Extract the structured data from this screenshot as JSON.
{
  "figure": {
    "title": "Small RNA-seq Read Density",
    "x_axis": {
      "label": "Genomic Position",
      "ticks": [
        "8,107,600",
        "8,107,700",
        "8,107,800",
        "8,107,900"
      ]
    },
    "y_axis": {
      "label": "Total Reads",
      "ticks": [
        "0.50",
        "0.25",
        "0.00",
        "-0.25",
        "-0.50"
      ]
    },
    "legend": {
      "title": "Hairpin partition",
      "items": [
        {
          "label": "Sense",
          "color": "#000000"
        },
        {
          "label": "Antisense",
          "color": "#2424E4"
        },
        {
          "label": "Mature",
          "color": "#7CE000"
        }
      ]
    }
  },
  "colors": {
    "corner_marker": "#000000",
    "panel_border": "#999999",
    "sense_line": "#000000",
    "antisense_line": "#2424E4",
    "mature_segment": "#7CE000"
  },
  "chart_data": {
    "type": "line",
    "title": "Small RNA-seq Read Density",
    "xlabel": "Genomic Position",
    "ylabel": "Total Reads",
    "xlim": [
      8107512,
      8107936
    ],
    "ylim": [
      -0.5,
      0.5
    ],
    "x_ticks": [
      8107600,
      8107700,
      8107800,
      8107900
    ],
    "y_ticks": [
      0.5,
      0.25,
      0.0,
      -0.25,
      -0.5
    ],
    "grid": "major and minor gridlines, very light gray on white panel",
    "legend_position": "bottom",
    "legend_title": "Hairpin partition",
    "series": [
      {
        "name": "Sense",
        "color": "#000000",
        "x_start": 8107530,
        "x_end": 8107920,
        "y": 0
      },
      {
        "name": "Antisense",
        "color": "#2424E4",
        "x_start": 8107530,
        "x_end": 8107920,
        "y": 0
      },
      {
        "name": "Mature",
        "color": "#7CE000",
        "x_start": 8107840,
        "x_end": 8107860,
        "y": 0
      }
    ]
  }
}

****************************************

All lines in the listing above should be written out again exactly.

Extract the structured data from this screenshot as JSON.
{
  "figure": {
    "title": "Small RNA-seq Read Density",
    "x_axis": {
      "label": "Genomic Position",
      "ticks": [
        "8,107,600",
        "8,107,700",
        "8,107,800",
        "8,107,900"
      ]
    },
    "y_axis": {
      "label": "Total Reads",
      "ticks": [
        "0.50",
        "0.25",
        "0.00",
        "-0.25",
        "-0.50"
      ]
    },
    "legend": {
      "title": "Hairpin partition",
      "items": [
        {
          "label": "Sense",
          "color": "#000000"
        },
        {
          "label": "Antisense",
          "color": "#2424E4"
        },
        {
          "label": "Mature",
          "color": "#7CE000"
        }
      ]
    }
  },
  "colors": {
    "corner_marker": "#000000",
    "panel_border": "#999999",
    "sense_line": "#000000",
    "antisense_line": "#2424E4",
    "mature_segment": "#7CE000"
  },
  "chart_data": {
    "type": "line",
    "title": "Small RNA-seq Read Density",
    "xlabel": "Genomic Position",
    "ylabel": "Total Reads",
    "xlim": [
      8107512,
      8107936
    ],
    "ylim": [
      -0.5,
      0.5
    ],
    "x_ticks": [
      8107600,
      8107700,
      8107800,
      8107900
    ],
    "y_ticks": [
      0.5,
      0.25,
      0.0,
      -0.25,
      -0.5
    ],
    "grid": "major and minor gridlines, very light gray on white panel",
    "legend_position": "bottom",
    "legend_title": "Hairpin partition",
    "series": [
      {
        "name": "Sense",
        "color": "#000000",
        "x_start": 8107530,
        "x_end": 8107920,
        "y": 0
      },
      {
        "name": "Antisense",
        "color": "#2424E4",
        "x_start": 8107530,
        "x_end": 8107920,
        "y": 0
      },
      {
        "name": "Mature",
        "color": "#7CE000",
        "x_start": 8107840,
        "x_end": 8107860,
        "y": 0
      }
    ]
  }
}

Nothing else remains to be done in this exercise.